START
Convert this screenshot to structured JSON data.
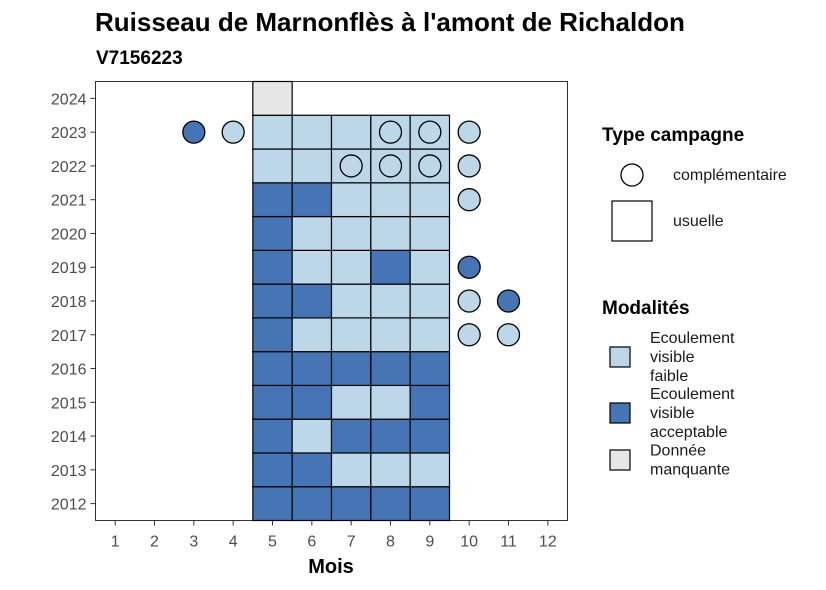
{
  "chart_data": {
    "type": "heatmap",
    "title": "Ruisseau de Marnonflès à l'amont de Richaldon",
    "subtitle": "V7156223",
    "xlabel": "Mois",
    "ylabel": "",
    "x_ticks": [
      "1",
      "2",
      "3",
      "4",
      "5",
      "6",
      "7",
      "8",
      "9",
      "10",
      "11",
      "12"
    ],
    "y_ticks": [
      "2012",
      "2013",
      "2014",
      "2015",
      "2016",
      "2017",
      "2018",
      "2019",
      "2020",
      "2021",
      "2022",
      "2023",
      "2024"
    ],
    "xlim": [
      0.5,
      12.5
    ],
    "ylim": [
      2011.5,
      2024.5
    ],
    "colors": {
      "faible": "#bcd7e8",
      "acceptable": "#4575b4",
      "manquante": "#e6e6e6"
    },
    "observations": [
      {
        "year": 2012,
        "month": 5,
        "campagne": "usuelle",
        "modalite": "acceptable"
      },
      {
        "year": 2012,
        "month": 6,
        "campagne": "usuelle",
        "modalite": "acceptable"
      },
      {
        "year": 2012,
        "month": 7,
        "campagne": "usuelle",
        "modalite": "acceptable"
      },
      {
        "year": 2012,
        "month": 8,
        "campagne": "usuelle",
        "modalite": "acceptable"
      },
      {
        "year": 2012,
        "month": 9,
        "campagne": "usuelle",
        "modalite": "acceptable"
      },
      {
        "year": 2013,
        "month": 5,
        "campagne": "usuelle",
        "modalite": "acceptable"
      },
      {
        "year": 2013,
        "month": 6,
        "campagne": "usuelle",
        "modalite": "acceptable"
      },
      {
        "year": 2013,
        "month": 7,
        "campagne": "usuelle",
        "modalite": "faible"
      },
      {
        "year": 2013,
        "month": 8,
        "campagne": "usuelle",
        "modalite": "faible"
      },
      {
        "year": 2013,
        "month": 9,
        "campagne": "usuelle",
        "modalite": "faible"
      },
      {
        "year": 2014,
        "month": 5,
        "campagne": "usuelle",
        "modalite": "acceptable"
      },
      {
        "year": 2014,
        "month": 6,
        "campagne": "usuelle",
        "modalite": "faible"
      },
      {
        "year": 2014,
        "month": 7,
        "campagne": "usuelle",
        "modalite": "acceptable"
      },
      {
        "year": 2014,
        "month": 8,
        "campagne": "usuelle",
        "modalite": "acceptable"
      },
      {
        "year": 2014,
        "month": 9,
        "campagne": "usuelle",
        "modalite": "acceptable"
      },
      {
        "year": 2015,
        "month": 5,
        "campagne": "usuelle",
        "modalite": "acceptable"
      },
      {
        "year": 2015,
        "month": 6,
        "campagne": "usuelle",
        "modalite": "acceptable"
      },
      {
        "year": 2015,
        "month": 7,
        "campagne": "usuelle",
        "modalite": "faible"
      },
      {
        "year": 2015,
        "month": 8,
        "campagne": "usuelle",
        "modalite": "faible"
      },
      {
        "year": 2015,
        "month": 9,
        "campagne": "usuelle",
        "modalite": "acceptable"
      },
      {
        "year": 2016,
        "month": 5,
        "campagne": "usuelle",
        "modalite": "acceptable"
      },
      {
        "year": 2016,
        "month": 6,
        "campagne": "usuelle",
        "modalite": "acceptable"
      },
      {
        "year": 2016,
        "month": 7,
        "campagne": "usuelle",
        "modalite": "acceptable"
      },
      {
        "year": 2016,
        "month": 8,
        "campagne": "usuelle",
        "modalite": "acceptable"
      },
      {
        "year": 2016,
        "month": 9,
        "campagne": "usuelle",
        "modalite": "acceptable"
      },
      {
        "year": 2017,
        "month": 5,
        "campagne": "usuelle",
        "modalite": "acceptable"
      },
      {
        "year": 2017,
        "month": 6,
        "campagne": "usuelle",
        "modalite": "faible"
      },
      {
        "year": 2017,
        "month": 7,
        "campagne": "usuelle",
        "modalite": "faible"
      },
      {
        "year": 2017,
        "month": 8,
        "campagne": "usuelle",
        "modalite": "faible"
      },
      {
        "year": 2017,
        "month": 9,
        "campagne": "usuelle",
        "modalite": "faible"
      },
      {
        "year": 2017,
        "month": 10,
        "campagne": "complémentaire",
        "modalite": "faible"
      },
      {
        "year": 2017,
        "month": 11,
        "campagne": "complémentaire",
        "modalite": "faible"
      },
      {
        "year": 2018,
        "month": 5,
        "campagne": "usuelle",
        "modalite": "acceptable"
      },
      {
        "year": 2018,
        "month": 6,
        "campagne": "usuelle",
        "modalite": "acceptable"
      },
      {
        "year": 2018,
        "month": 7,
        "campagne": "usuelle",
        "modalite": "faible"
      },
      {
        "year": 2018,
        "month": 8,
        "campagne": "usuelle",
        "modalite": "faible"
      },
      {
        "year": 2018,
        "month": 9,
        "campagne": "usuelle",
        "modalite": "faible"
      },
      {
        "year": 2018,
        "month": 10,
        "campagne": "complémentaire",
        "modalite": "faible"
      },
      {
        "year": 2018,
        "month": 11,
        "campagne": "complémentaire",
        "modalite": "acceptable"
      },
      {
        "year": 2019,
        "month": 5,
        "campagne": "usuelle",
        "modalite": "acceptable"
      },
      {
        "year": 2019,
        "month": 6,
        "campagne": "usuelle",
        "modalite": "faible"
      },
      {
        "year": 2019,
        "month": 7,
        "campagne": "usuelle",
        "modalite": "faible"
      },
      {
        "year": 2019,
        "month": 8,
        "campagne": "usuelle",
        "modalite": "acceptable"
      },
      {
        "year": 2019,
        "month": 9,
        "campagne": "usuelle",
        "modalite": "faible"
      },
      {
        "year": 2019,
        "month": 10,
        "campagne": "complémentaire",
        "modalite": "acceptable"
      },
      {
        "year": 2020,
        "month": 5,
        "campagne": "usuelle",
        "modalite": "acceptable"
      },
      {
        "year": 2020,
        "month": 6,
        "campagne": "usuelle",
        "modalite": "faible"
      },
      {
        "year": 2020,
        "month": 7,
        "campagne": "usuelle",
        "modalite": "faible"
      },
      {
        "year": 2020,
        "month": 8,
        "campagne": "usuelle",
        "modalite": "faible"
      },
      {
        "year": 2020,
        "month": 9,
        "campagne": "usuelle",
        "modalite": "faible"
      },
      {
        "year": 2021,
        "month": 5,
        "campagne": "usuelle",
        "modalite": "acceptable"
      },
      {
        "year": 2021,
        "month": 6,
        "campagne": "usuelle",
        "modalite": "acceptable"
      },
      {
        "year": 2021,
        "month": 7,
        "campagne": "usuelle",
        "modalite": "faible"
      },
      {
        "year": 2021,
        "month": 8,
        "campagne": "usuelle",
        "modalite": "faible"
      },
      {
        "year": 2021,
        "month": 9,
        "campagne": "usuelle",
        "modalite": "faible"
      },
      {
        "year": 2021,
        "month": 10,
        "campagne": "complémentaire",
        "modalite": "faible"
      },
      {
        "year": 2022,
        "month": 5,
        "campagne": "usuelle",
        "modalite": "faible"
      },
      {
        "year": 2022,
        "month": 6,
        "campagne": "usuelle",
        "modalite": "faible"
      },
      {
        "year": 2022,
        "month": 7,
        "campagne": "usuelle",
        "modalite": "faible"
      },
      {
        "year": 2022,
        "month": 8,
        "campagne": "usuelle",
        "modalite": "faible"
      },
      {
        "year": 2022,
        "month": 9,
        "campagne": "usuelle",
        "modalite": "faible"
      },
      {
        "year": 2022,
        "month": 7,
        "campagne": "complémentaire",
        "modalite": "faible"
      },
      {
        "year": 2022,
        "month": 8,
        "campagne": "complémentaire",
        "modalite": "faible"
      },
      {
        "year": 2022,
        "month": 9,
        "campagne": "complémentaire",
        "modalite": "faible"
      },
      {
        "year": 2022,
        "month": 10,
        "campagne": "complémentaire",
        "modalite": "faible"
      },
      {
        "year": 2023,
        "month": 5,
        "campagne": "usuelle",
        "modalite": "faible"
      },
      {
        "year": 2023,
        "month": 6,
        "campagne": "usuelle",
        "modalite": "faible"
      },
      {
        "year": 2023,
        "month": 7,
        "campagne": "usuelle",
        "modalite": "faible"
      },
      {
        "year": 2023,
        "month": 8,
        "campagne": "usuelle",
        "modalite": "faible"
      },
      {
        "year": 2023,
        "month": 9,
        "campagne": "usuelle",
        "modalite": "faible"
      },
      {
        "year": 2023,
        "month": 3,
        "campagne": "complémentaire",
        "modalite": "acceptable"
      },
      {
        "year": 2023,
        "month": 4,
        "campagne": "complémentaire",
        "modalite": "faible"
      },
      {
        "year": 2023,
        "month": 8,
        "campagne": "complémentaire",
        "modalite": "faible"
      },
      {
        "year": 2023,
        "month": 9,
        "campagne": "complémentaire",
        "modalite": "faible"
      },
      {
        "year": 2023,
        "month": 10,
        "campagne": "complémentaire",
        "modalite": "faible"
      },
      {
        "year": 2024,
        "month": 5,
        "campagne": "usuelle",
        "modalite": "manquante"
      }
    ],
    "legend": {
      "placement": "right",
      "type_title": "Type campagne",
      "type_items": [
        {
          "key": "complémentaire",
          "label": "complémentaire",
          "shape": "circle"
        },
        {
          "key": "usuelle",
          "label": "usuelle",
          "shape": "square"
        }
      ],
      "modalite_title": "Modalités",
      "modalite_items": [
        {
          "key": "faible",
          "lines": [
            "Ecoulement",
            "visible",
            "faible"
          ]
        },
        {
          "key": "acceptable",
          "lines": [
            "Ecoulement",
            "visible",
            "acceptable"
          ]
        },
        {
          "key": "manquante",
          "lines": [
            "Donnée",
            "manquante"
          ]
        }
      ]
    },
    "grid": false
  }
}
END
* **Task details**: Go through the records and show every line with the string "manquante" in it.

* **Result of the task**:
      "manquante": "#e6e6e6"
        "modalite": "manquante"
          "key": "manquante",
            "manquante"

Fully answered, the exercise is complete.